考点:二维差分,前缀和。
这题题意很明确,做法也很明确,先对前k个操作差分,再进行二维前缀和,直接O(1)查询就行了。

#include <bits/stdc++.h>
#include <unordered_map>
using namespace std;
typedef long long ll;
typedef unsigned long long ull;
const int mod = 10000;
const int N = 5e6 + 10;
ll a[2010][2010];
int main()
{
#ifdef LOCAL
    freopen("E:/input.txt", "r", stdin);
#endif
    int n, m, k, q;
    cin >> n >> m >> k >> q;
    for (int i = 1; i <= k; i++)
    {
        int x1, x2, y1, y2;
        scanf("%d%d%d%d", &x1, &y1, &x2, &y2);
        int c = 1;
        a[x1][y1] += c;
        a[x2 + 1][y1] -= c;
        a[x1][y2 + 1] -= c;
        a[x2 + 1][y2 + 1] += c;
    }
    for (int i = 1; i <= n; i++)
    {
        for (int j = 1; j <= m; j++)

**任务要求**
接着这篇讲二维差分与前缀和的题解往下写,从它的最后一行之后续起。 后面这些行与此无关。

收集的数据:
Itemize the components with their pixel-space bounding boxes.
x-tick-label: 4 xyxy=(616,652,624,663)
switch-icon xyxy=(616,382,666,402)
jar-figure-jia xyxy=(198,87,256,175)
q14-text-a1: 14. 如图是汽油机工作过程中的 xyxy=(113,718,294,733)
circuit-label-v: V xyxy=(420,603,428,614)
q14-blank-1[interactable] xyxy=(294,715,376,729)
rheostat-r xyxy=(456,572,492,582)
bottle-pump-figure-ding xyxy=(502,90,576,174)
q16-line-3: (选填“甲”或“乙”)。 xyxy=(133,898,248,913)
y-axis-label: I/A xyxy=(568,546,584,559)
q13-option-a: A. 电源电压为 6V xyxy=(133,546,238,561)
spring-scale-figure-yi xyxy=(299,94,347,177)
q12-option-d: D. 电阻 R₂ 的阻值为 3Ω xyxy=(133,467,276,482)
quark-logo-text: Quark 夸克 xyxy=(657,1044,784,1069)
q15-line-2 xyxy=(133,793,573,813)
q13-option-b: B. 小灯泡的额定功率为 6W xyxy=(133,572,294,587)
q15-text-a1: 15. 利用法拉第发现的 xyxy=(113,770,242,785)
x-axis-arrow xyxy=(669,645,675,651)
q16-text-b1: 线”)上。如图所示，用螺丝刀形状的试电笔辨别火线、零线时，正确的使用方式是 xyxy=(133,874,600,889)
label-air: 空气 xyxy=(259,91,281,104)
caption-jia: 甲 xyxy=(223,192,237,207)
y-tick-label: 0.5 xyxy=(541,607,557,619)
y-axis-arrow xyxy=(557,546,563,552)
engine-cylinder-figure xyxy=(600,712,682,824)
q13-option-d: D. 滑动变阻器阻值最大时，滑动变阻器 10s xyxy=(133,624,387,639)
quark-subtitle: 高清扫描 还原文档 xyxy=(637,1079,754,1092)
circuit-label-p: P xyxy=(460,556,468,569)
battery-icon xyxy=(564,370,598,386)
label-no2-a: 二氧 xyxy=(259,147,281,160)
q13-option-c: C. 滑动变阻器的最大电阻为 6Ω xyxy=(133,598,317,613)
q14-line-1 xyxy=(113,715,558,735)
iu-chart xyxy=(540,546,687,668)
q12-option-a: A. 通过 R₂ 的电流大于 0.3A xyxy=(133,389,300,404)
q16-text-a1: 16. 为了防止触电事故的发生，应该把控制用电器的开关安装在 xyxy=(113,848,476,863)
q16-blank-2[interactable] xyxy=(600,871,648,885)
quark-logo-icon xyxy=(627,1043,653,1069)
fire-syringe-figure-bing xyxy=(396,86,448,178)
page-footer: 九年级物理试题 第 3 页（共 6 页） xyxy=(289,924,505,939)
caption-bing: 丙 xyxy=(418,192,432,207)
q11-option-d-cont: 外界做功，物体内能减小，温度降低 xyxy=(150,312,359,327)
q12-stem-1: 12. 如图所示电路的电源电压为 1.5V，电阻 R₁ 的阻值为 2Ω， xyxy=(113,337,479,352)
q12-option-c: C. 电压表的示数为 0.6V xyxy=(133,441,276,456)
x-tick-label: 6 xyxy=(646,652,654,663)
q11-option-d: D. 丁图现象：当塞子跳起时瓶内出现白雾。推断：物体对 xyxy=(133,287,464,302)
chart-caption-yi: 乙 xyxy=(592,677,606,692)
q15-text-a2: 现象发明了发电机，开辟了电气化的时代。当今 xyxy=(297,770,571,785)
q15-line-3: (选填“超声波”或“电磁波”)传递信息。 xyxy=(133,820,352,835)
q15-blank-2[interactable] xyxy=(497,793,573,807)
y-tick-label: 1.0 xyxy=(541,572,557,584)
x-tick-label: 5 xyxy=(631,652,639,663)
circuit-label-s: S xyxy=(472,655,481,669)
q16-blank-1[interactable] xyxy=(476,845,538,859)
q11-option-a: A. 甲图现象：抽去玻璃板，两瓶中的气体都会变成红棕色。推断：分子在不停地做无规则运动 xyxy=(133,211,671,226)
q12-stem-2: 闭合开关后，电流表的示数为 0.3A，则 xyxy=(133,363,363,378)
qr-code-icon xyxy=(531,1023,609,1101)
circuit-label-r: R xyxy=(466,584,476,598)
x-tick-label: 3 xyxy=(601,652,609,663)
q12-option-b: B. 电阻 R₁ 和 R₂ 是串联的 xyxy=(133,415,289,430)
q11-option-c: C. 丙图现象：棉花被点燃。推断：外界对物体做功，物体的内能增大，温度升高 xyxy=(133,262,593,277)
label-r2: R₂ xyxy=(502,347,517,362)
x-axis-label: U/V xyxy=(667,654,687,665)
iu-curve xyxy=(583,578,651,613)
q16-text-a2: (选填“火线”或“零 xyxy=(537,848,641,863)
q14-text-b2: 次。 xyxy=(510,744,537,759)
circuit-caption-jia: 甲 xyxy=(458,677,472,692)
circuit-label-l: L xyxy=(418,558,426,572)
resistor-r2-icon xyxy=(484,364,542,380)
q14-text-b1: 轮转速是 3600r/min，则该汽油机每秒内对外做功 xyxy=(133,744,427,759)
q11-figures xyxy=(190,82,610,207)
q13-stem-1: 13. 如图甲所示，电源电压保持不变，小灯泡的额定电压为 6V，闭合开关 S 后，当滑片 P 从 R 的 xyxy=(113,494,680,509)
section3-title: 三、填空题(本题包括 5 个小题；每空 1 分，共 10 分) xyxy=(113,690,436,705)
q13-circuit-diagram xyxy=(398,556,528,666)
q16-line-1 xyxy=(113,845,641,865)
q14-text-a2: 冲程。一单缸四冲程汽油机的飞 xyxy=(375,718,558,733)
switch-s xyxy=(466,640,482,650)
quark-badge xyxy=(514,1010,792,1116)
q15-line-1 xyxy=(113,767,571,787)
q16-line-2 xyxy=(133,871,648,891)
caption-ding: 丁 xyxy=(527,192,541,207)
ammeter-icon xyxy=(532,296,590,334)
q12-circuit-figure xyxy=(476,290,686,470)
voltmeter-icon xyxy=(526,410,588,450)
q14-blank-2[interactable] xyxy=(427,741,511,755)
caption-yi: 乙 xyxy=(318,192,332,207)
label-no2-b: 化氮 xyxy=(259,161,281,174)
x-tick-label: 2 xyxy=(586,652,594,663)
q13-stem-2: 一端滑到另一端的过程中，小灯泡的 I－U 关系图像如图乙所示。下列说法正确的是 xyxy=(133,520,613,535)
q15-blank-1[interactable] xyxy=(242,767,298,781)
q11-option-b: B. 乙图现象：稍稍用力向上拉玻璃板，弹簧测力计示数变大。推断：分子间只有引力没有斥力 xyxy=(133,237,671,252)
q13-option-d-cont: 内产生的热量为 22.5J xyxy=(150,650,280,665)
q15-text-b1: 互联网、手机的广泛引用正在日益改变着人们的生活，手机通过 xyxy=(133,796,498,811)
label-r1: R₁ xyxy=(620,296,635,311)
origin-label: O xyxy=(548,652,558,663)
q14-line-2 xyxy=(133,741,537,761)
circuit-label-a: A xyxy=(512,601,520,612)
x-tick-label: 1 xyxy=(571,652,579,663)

**输出结果**
        {
            a[i][j] = a[i][j] + a[i - 1][j] + a[i][j - 1] - a[i - 1][j - 1];
        }
    }
    for (int i = 1; i <= n; i++)
    {
        for (int j = 1; j <= m; j++)
        {
            a[i][j] = a[i][j] + a[i - 1][j] + a[i][j - 1] - a[i - 1][j - 1];
        }
    }
    while (q--)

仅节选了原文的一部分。